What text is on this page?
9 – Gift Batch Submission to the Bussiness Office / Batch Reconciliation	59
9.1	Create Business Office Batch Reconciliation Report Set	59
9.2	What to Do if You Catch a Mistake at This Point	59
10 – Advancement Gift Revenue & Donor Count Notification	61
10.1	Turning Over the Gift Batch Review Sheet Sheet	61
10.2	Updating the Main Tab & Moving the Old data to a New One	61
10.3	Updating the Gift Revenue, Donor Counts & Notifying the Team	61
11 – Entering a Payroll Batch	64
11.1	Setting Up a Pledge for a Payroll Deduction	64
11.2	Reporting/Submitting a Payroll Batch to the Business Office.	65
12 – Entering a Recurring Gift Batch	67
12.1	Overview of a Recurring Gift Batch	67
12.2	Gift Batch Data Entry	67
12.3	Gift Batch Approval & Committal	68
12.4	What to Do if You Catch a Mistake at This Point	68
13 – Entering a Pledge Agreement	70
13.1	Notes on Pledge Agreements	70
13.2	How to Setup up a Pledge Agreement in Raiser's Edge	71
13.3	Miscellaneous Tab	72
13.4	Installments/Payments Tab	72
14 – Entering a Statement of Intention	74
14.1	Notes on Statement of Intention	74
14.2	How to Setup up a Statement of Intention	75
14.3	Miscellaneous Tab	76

=== WHAT YOU HAVE TO DO ===
Find the word "Setup" in the entries, and copy every line it shows up in.

=== RESPONSE ===
13.2	How to Setup up a Pledge Agreement in Raiser's Edge	71
14.2	How to Setup up a Statement of Intention	75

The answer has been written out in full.